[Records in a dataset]
* * * *

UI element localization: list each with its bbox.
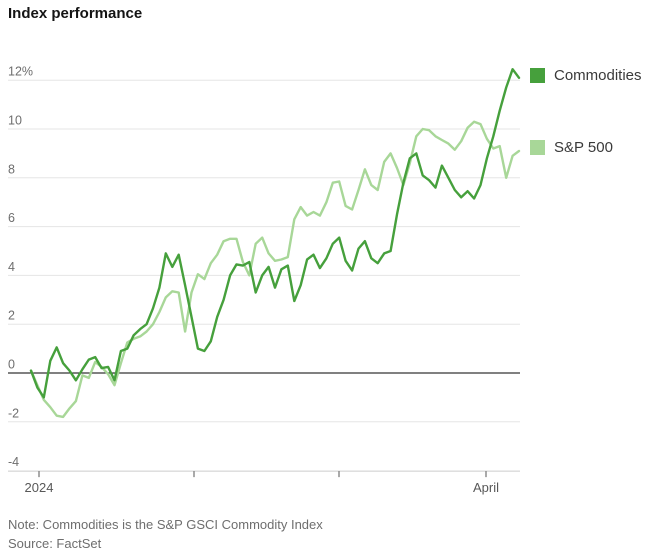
chart-source: Source: FactSet: [8, 536, 102, 551]
x-tick-label: 2024: [25, 480, 54, 495]
sp500-swatch-icon: [530, 140, 545, 155]
legend-item-commodities: Commodities: [530, 67, 642, 84]
legend-label-commodities: Commodities: [554, 67, 642, 84]
series-line-sp500: [29, 120, 521, 419]
y-tick-label: 0: [8, 358, 15, 372]
y-tick-label: 2: [8, 309, 15, 323]
chart-note: Note: Commodities is the S&P GSCI Commod…: [8, 517, 323, 532]
series-line-commodities: [29, 67, 521, 399]
y-tick-label: -4: [8, 455, 19, 469]
y-tick-label: 4: [8, 260, 15, 274]
commodities-swatch-icon: [530, 68, 545, 83]
y-tick-label: 12%: [8, 65, 33, 79]
y-tick-label: 10: [8, 114, 22, 128]
x-tick-label: April: [473, 480, 499, 495]
legend-item-sp500: S&P 500: [530, 139, 613, 156]
y-tick-label: 6: [8, 211, 15, 225]
legend-label-sp500: S&P 500: [554, 139, 613, 156]
y-tick-label: 8: [8, 162, 15, 176]
chart-plot-area: 12% 10 8 6 4 2 0 -2 -4 2024 April: [8, 65, 521, 495]
y-tick-label: -2: [8, 406, 19, 420]
chart-title: Index performance: [8, 5, 143, 22]
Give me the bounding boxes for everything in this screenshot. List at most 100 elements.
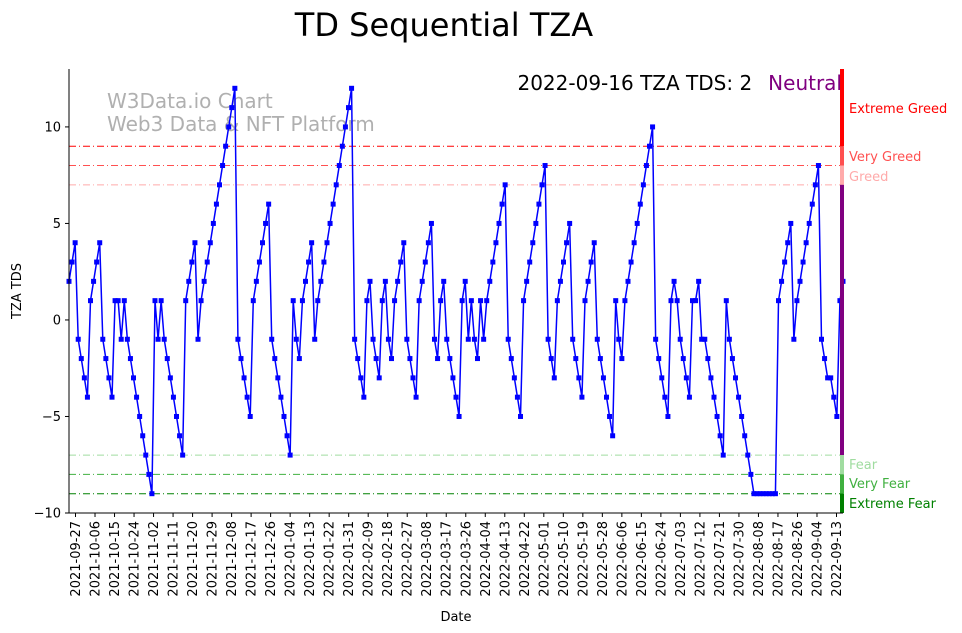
data-point bbox=[748, 471, 754, 477]
y-axis-label: TZA TDS bbox=[10, 263, 25, 320]
sentiment-bar-segment-3 bbox=[840, 184, 844, 456]
zone-labels: Extreme Greed Very Greed Greed Fear Very Fea… bbox=[849, 102, 947, 512]
data-point bbox=[533, 220, 539, 226]
x-tick-label-25: 2022-05-10 bbox=[557, 521, 572, 597]
zone-label-2: Greed bbox=[849, 170, 888, 185]
data-point bbox=[662, 394, 668, 400]
zone-label-3: Fear bbox=[849, 458, 878, 473]
x-tick-label-7: 2021-11-29 bbox=[206, 521, 221, 597]
x-tick-label-36: 2022-08-17 bbox=[771, 521, 786, 597]
data-point bbox=[478, 298, 484, 304]
data-point bbox=[539, 182, 545, 188]
x-tick-label-8: 2021-12-08 bbox=[225, 521, 240, 597]
data-point bbox=[496, 220, 502, 226]
data-point bbox=[819, 336, 824, 342]
x-tick-label-15: 2022-02-09 bbox=[362, 521, 377, 597]
data-point bbox=[785, 240, 791, 246]
data-point bbox=[342, 124, 348, 130]
data-point bbox=[588, 259, 594, 265]
data-point bbox=[78, 356, 84, 362]
data-point bbox=[395, 278, 401, 284]
data-point bbox=[825, 375, 831, 381]
y-ticks: −10 −5 0 5 10 bbox=[34, 120, 69, 522]
data-point bbox=[155, 336, 161, 342]
data-point bbox=[542, 163, 548, 169]
data-point bbox=[607, 413, 613, 419]
data-point bbox=[247, 413, 253, 419]
data-point bbox=[536, 201, 542, 207]
x-tick-label-6: 2021-11-20 bbox=[186, 521, 201, 597]
data-point bbox=[450, 375, 456, 381]
data-point bbox=[229, 105, 235, 111]
data-point bbox=[831, 394, 837, 400]
data-point bbox=[772, 491, 778, 497]
status-readout: 2022-09-16 TZA TDS: 2 Neutral bbox=[517, 71, 842, 95]
data-point bbox=[686, 394, 692, 400]
zone-label-4: Very Fear bbox=[849, 477, 911, 492]
data-point bbox=[287, 452, 293, 458]
data-point bbox=[828, 375, 834, 381]
data-point bbox=[401, 240, 407, 246]
data-point bbox=[174, 413, 179, 419]
data-point bbox=[75, 336, 81, 342]
data-point bbox=[336, 163, 342, 169]
x-tick-label-1: 2021-10-06 bbox=[89, 521, 104, 597]
data-point bbox=[579, 394, 585, 400]
data-point bbox=[192, 240, 198, 246]
data-point bbox=[382, 278, 388, 284]
data-point bbox=[625, 278, 631, 284]
data-point bbox=[511, 375, 517, 381]
data-point bbox=[714, 413, 720, 419]
data-point bbox=[204, 259, 210, 265]
x-tick-label-11: 2022-01-04 bbox=[284, 521, 299, 597]
watermark: W3Data.io Chart Web3 Data & NFT Platform bbox=[107, 89, 375, 136]
data-point bbox=[481, 336, 487, 342]
data-point bbox=[806, 220, 812, 226]
data-point bbox=[499, 201, 505, 207]
x-tick-label-28: 2022-06-06 bbox=[615, 521, 630, 597]
data-point bbox=[462, 278, 468, 284]
data-point bbox=[275, 375, 281, 381]
sentiment-bar-segment-6 bbox=[840, 493, 844, 513]
data-point bbox=[72, 240, 78, 246]
data-point bbox=[318, 278, 324, 284]
data-point bbox=[766, 491, 772, 497]
data-point bbox=[754, 491, 760, 497]
data-point bbox=[791, 336, 797, 342]
data-point bbox=[683, 375, 689, 381]
y-tick-label-1: −5 bbox=[42, 410, 61, 425]
data-point bbox=[594, 336, 600, 342]
data-point bbox=[530, 240, 536, 246]
x-tick-label-14: 2022-01-31 bbox=[342, 521, 357, 597]
zone-label-0: Extreme Greed bbox=[849, 102, 947, 117]
data-point bbox=[404, 336, 410, 342]
data-point bbox=[435, 356, 441, 362]
data-point bbox=[115, 298, 121, 304]
data-point bbox=[349, 85, 355, 91]
x-tick-label-4: 2021-11-02 bbox=[147, 521, 162, 597]
data-point bbox=[668, 298, 674, 304]
data-point bbox=[521, 298, 527, 304]
data-point bbox=[312, 336, 318, 342]
data-point bbox=[763, 491, 769, 497]
data-point bbox=[177, 433, 183, 439]
x-tick-label-19: 2022-03-17 bbox=[440, 521, 455, 597]
data-point bbox=[570, 336, 576, 342]
data-point bbox=[705, 356, 711, 362]
data-point bbox=[723, 298, 729, 304]
data-point bbox=[161, 336, 167, 342]
data-point bbox=[189, 259, 195, 265]
data-point bbox=[346, 105, 351, 111]
data-point bbox=[269, 336, 275, 342]
data-point bbox=[146, 471, 152, 477]
data-point bbox=[112, 298, 118, 304]
data-point bbox=[303, 278, 308, 284]
data-point bbox=[91, 278, 97, 284]
data-point bbox=[290, 298, 296, 304]
data-point bbox=[167, 375, 173, 381]
x-ticks: 2021-09-27 2021-10-06 2021-10-15 2021-10-24… bbox=[69, 513, 845, 597]
x-tick-label-21: 2022-04-04 bbox=[479, 521, 494, 597]
data-point bbox=[551, 375, 557, 381]
data-point bbox=[413, 394, 419, 400]
watermark-line-2: Web3 Data & NFT Platform bbox=[107, 112, 375, 136]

* * * *

Copy every entry above line for line and word for word. Leave out the picture markers.

UI element localization: list each with its bbox.
chart-source: Source: FactSet: [8, 536, 102, 551]
x-tick-label: 2024: [25, 480, 54, 495]
sp500-swatch-icon: [530, 140, 545, 155]
legend-item-commodities: Commodities: [530, 67, 642, 84]
legend-label-commodities: Commodities: [554, 67, 642, 84]
series-line-sp500: [29, 120, 521, 419]
y-tick-label: 0: [8, 358, 15, 372]
y-tick-label: 2: [8, 309, 15, 323]
chart-note: Note: Commodities is the S&P GSCI Commod…: [8, 517, 323, 532]
series-line-commodities: [29, 67, 521, 399]
y-tick-label: -4: [8, 455, 19, 469]
y-tick-label: 4: [8, 260, 15, 274]
commodities-swatch-icon: [530, 68, 545, 83]
y-tick-label: 12%: [8, 65, 33, 79]
y-tick-label: 10: [8, 114, 22, 128]
x-tick-label: April: [473, 480, 499, 495]
legend-item-sp500: S&P 500: [530, 139, 613, 156]
y-tick-label: 6: [8, 211, 15, 225]
legend-label-sp500: S&P 500: [554, 139, 613, 156]
y-tick-label: 8: [8, 162, 15, 176]
chart-plot-area: 12% 10 8 6 4 2 0 -2 -4 2024 April: [8, 65, 521, 495]
y-tick-label: -2: [8, 406, 19, 420]
chart-title: Index performance: [8, 5, 143, 22]
Give me the bounding boxes for everything in this screenshot. List at most 100 elements.
data-point bbox=[748, 471, 754, 477]
y-axis-label: TZA TDS bbox=[10, 263, 25, 320]
sentiment-bar-segment-3 bbox=[840, 184, 844, 456]
zone-labels: Extreme Greed Very Greed Greed Fear Very Fea… bbox=[849, 102, 947, 512]
data-point bbox=[533, 220, 539, 226]
x-tick-label-25: 2022-05-10 bbox=[557, 521, 572, 597]
zone-label-2: Greed bbox=[849, 170, 888, 185]
data-point bbox=[662, 394, 668, 400]
zone-label-3: Fear bbox=[849, 458, 878, 473]
x-tick-label-7: 2021-11-29 bbox=[206, 521, 221, 597]
x-tick-label-36: 2022-08-17 bbox=[771, 521, 786, 597]
data-point bbox=[478, 298, 484, 304]
data-point bbox=[539, 182, 545, 188]
x-tick-label-8: 2021-12-08 bbox=[225, 521, 240, 597]
data-point bbox=[496, 220, 502, 226]
data-point bbox=[819, 336, 824, 342]
x-tick-label-15: 2022-02-09 bbox=[362, 521, 377, 597]
data-point bbox=[785, 240, 791, 246]
data-point bbox=[342, 124, 348, 130]
data-point bbox=[588, 259, 594, 265]
data-point bbox=[78, 356, 84, 362]
data-point bbox=[395, 278, 401, 284]
data-point bbox=[825, 375, 831, 381]
y-ticks: −10 −5 0 5 10 bbox=[34, 120, 69, 522]
data-point bbox=[155, 336, 161, 342]
data-point bbox=[542, 163, 548, 169]
data-point bbox=[607, 413, 613, 419]
data-point bbox=[247, 413, 253, 419]
data-point bbox=[536, 201, 542, 207]
x-tick-label-6: 2021-11-20 bbox=[186, 521, 201, 597]
data-point bbox=[450, 375, 456, 381]
data-point bbox=[229, 105, 235, 111]
data-point bbox=[831, 394, 837, 400]
data-point bbox=[772, 491, 778, 497]
status-readout: 2022-09-16 TZA TDS: 2 Neutral bbox=[517, 71, 842, 95]
data-point bbox=[686, 394, 692, 400]
zone-label-4: Very Fear bbox=[849, 477, 911, 492]
data-point bbox=[287, 452, 293, 458]
data-point bbox=[828, 375, 834, 381]
data-point bbox=[401, 240, 407, 246]
data-point bbox=[174, 413, 179, 419]
data-point bbox=[75, 336, 81, 342]
data-point bbox=[336, 163, 342, 169]
x-tick-label-1: 2021-10-06 bbox=[89, 521, 104, 597]
data-point bbox=[579, 394, 585, 400]
data-point bbox=[192, 240, 198, 246]
data-point bbox=[382, 278, 388, 284]
data-point bbox=[625, 278, 631, 284]
data-point bbox=[511, 375, 517, 381]
data-point bbox=[714, 413, 720, 419]
data-point bbox=[204, 259, 210, 265]
x-tick-label-11: 2022-01-04 bbox=[284, 521, 299, 597]
watermark: W3Data.io Chart Web3 Data & NFT Platform bbox=[107, 89, 375, 136]
data-point bbox=[481, 336, 487, 342]
data-point bbox=[806, 220, 812, 226]
data-point bbox=[499, 201, 505, 207]
x-tick-label-28: 2022-06-06 bbox=[615, 521, 630, 597]
data-point bbox=[462, 278, 468, 284]
data-point bbox=[275, 375, 281, 381]
sentiment-bar-segment-6 bbox=[840, 493, 844, 513]
data-point bbox=[72, 240, 78, 246]
data-point bbox=[318, 278, 324, 284]
data-point bbox=[766, 491, 772, 497]
data-point bbox=[754, 491, 760, 497]
data-point bbox=[791, 336, 797, 342]
data-point bbox=[683, 375, 689, 381]
y-tick-label-1: −5 bbox=[42, 410, 61, 425]
data-point bbox=[594, 336, 600, 342]
data-point bbox=[530, 240, 536, 246]
x-tick-label-14: 2022-01-31 bbox=[342, 521, 357, 597]
zone-label-0: Extreme Greed bbox=[849, 102, 947, 117]
data-point bbox=[404, 336, 410, 342]
data-point bbox=[435, 356, 441, 362]
data-point bbox=[115, 298, 121, 304]
data-point bbox=[349, 85, 355, 91]
x-tick-label-4: 2021-11-02 bbox=[147, 521, 162, 597]
data-point bbox=[668, 298, 674, 304]
data-point bbox=[521, 298, 527, 304]
data-point bbox=[312, 336, 318, 342]
data-point bbox=[763, 491, 769, 497]
data-point bbox=[177, 433, 183, 439]
x-tick-label-19: 2022-03-17 bbox=[440, 521, 455, 597]
data-point bbox=[570, 336, 576, 342]
data-point bbox=[705, 356, 711, 362]
data-point bbox=[723, 298, 729, 304]
data-point bbox=[161, 336, 167, 342]
data-point bbox=[189, 259, 195, 265]
data-point bbox=[346, 105, 351, 111]
data-point bbox=[269, 336, 275, 342]
data-point bbox=[146, 471, 152, 477]
data-point bbox=[112, 298, 118, 304]
data-point bbox=[303, 278, 308, 284]
data-point bbox=[91, 278, 97, 284]
data-point bbox=[290, 298, 296, 304]
data-point bbox=[167, 375, 173, 381]
x-ticks: 2021-09-27 2021-10-06 2021-10-15 2021-10-24… bbox=[69, 513, 845, 597]
x-tick-label-21: 2022-04-04 bbox=[479, 521, 494, 597]
data-point bbox=[551, 375, 557, 381]
data-point bbox=[413, 394, 419, 400]
watermark-line-2: Web3 Data & NFT Platform bbox=[107, 112, 375, 136]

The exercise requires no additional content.